*Goal*. All of the material below is to be returned exactly.

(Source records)

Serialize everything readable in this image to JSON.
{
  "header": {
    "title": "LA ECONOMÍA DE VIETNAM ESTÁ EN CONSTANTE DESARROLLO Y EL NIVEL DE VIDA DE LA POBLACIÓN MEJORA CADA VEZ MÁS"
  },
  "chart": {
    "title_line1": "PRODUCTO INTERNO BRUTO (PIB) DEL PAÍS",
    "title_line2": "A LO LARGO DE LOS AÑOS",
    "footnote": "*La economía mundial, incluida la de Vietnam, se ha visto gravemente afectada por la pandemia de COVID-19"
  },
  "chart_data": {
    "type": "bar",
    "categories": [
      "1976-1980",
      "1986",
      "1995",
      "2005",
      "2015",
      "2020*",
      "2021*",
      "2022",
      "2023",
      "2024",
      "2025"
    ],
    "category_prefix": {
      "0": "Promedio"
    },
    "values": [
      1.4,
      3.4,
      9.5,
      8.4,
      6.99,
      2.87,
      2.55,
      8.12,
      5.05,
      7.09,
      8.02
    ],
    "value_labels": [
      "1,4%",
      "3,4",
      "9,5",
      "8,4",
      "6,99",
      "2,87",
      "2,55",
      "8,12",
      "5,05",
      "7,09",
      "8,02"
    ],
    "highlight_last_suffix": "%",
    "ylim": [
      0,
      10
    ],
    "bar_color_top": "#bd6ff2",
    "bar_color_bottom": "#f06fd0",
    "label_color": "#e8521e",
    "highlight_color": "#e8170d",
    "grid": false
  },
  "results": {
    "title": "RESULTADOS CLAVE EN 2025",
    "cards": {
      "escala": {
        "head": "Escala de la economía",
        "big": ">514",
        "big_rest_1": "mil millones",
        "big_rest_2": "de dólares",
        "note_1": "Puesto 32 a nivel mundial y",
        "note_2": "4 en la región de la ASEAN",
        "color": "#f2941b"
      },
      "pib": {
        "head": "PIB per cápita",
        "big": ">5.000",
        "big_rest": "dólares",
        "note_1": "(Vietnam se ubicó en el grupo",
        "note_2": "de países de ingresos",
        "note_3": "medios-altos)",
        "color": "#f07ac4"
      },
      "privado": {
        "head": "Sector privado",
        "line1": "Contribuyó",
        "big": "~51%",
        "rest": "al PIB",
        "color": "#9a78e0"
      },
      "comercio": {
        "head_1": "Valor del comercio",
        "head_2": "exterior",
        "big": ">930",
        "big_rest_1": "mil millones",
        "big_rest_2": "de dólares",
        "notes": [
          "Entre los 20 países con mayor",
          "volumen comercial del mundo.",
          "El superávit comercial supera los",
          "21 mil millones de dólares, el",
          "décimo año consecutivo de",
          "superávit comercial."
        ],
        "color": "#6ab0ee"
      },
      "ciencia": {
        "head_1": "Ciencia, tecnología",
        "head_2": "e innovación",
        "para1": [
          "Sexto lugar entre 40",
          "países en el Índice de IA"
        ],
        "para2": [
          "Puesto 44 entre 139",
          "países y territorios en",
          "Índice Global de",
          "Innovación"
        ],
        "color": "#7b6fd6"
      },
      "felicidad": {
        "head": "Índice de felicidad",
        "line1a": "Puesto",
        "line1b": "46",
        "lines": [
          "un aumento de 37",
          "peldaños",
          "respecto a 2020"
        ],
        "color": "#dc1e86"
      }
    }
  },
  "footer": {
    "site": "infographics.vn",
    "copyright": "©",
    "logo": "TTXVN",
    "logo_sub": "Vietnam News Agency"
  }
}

*Completed task*.
Serialize everything readable in this image to JSON.
{
  "header": {
    "title": "LA ECONOMÍA DE VIETNAM ESTÁ EN CONSTANTE DESARROLLO Y EL NIVEL DE VIDA DE LA POBLACIÓN MEJORA CADA VEZ MÁS"
  },
  "chart": {
    "title_line1": "PRODUCTO INTERNO BRUTO (PIB) DEL PAÍS",
    "title_line2": "A LO LARGO DE LOS AÑOS",
    "footnote": "*La economía mundial, incluida la de Vietnam, se ha visto gravemente afectada por la pandemia de COVID-19"
  },
  "chart_data": {
    "type": "bar",
    "categories": [
      "1976-1980",
      "1986",
      "1995",
      "2005",
      "2015",
      "2020*",
      "2021*",
      "2022",
      "2023",
      "2024",
      "2025"
    ],
    "category_prefix": {
      "0": "Promedio"
    },
    "values": [
      1.4,
      3.4,
      9.5,
      8.4,
      6.99,
      2.87,
      2.55,
      8.12,
      5.05,
      7.09,
      8.02
    ],
    "value_labels": [
      "1,4%",
      "3,4",
      "9,5",
      "8,4",
      "6,99",
      "2,87",
      "2,55",
      "8,12",
      "5,05",
      "7,09",
      "8,02"
    ],
    "highlight_last_suffix": "%",
    "ylim": [
      0,
      10
    ],
    "bar_color_top": "#bd6ff2",
    "bar_color_bottom": "#f06fd0",
    "label_color": "#e8521e",
    "highlight_color": "#e8170d",
    "grid": false
  },
  "results": {
    "title": "RESULTADOS CLAVE EN 2025",
    "cards": {
      "escala": {
        "head": "Escala de la economía",
        "big": ">514",
        "big_rest_1": "mil millones",
        "big_rest_2": "de dólares",
        "note_1": "Puesto 32 a nivel mundial y",
        "note_2": "4 en la región de la ASEAN",
        "color": "#f2941b"
      },
      "pib": {
        "head": "PIB per cápita",
        "big": ">5.000",
        "big_rest": "dólares",
        "note_1": "(Vietnam se ubicó en el grupo",
        "note_2": "de países de ingresos",
        "note_3": "medios-altos)",
        "color": "#f07ac4"
      },
      "privado": {
        "head": "Sector privado",
        "line1": "Contribuyó",
        "big": "~51%",
        "rest": "al PIB",
        "color": "#9a78e0"
      },
      "comercio": {
        "head_1": "Valor del comercio",
        "head_2": "exterior",
        "big": ">930",
        "big_rest_1": "mil millones",
        "big_rest_2": "de dólares",
        "notes": [
          "Entre los 20 países con mayor",
          "volumen comercial del mundo.",
          "El superávit comercial supera los",
          "21 mil millones de dólares, el",
          "décimo año consecutivo de",
          "superávit comercial."
        ],
        "color": "#6ab0ee"
      },
      "ciencia": {
        "head_1": "Ciencia, tecnología",
        "head_2": "e innovación",
        "para1": [
          "Sexto lugar entre 40",
          "países en el Índice de IA"
        ],
        "para2": [
          "Puesto 44 entre 139",
          "países y territorios en",
          "Índice Global de",
          "Innovación"
        ],
        "color": "#7b6fd6"
      },
      "felicidad": {
        "head": "Índice de felicidad",
        "line1a": "Puesto",
        "line1b": "46",
        "lines": [
          "un aumento de 37",
          "peldaños",
          "respecto a 2020"
        ],
        "color": "#dc1e86"
      }
    }
  },
  "footer": {
    "site": "infographics.vn",
    "copyright": "©",
    "logo": "TTXVN",
    "logo_sub": "Vietnam News Agency"
  }
}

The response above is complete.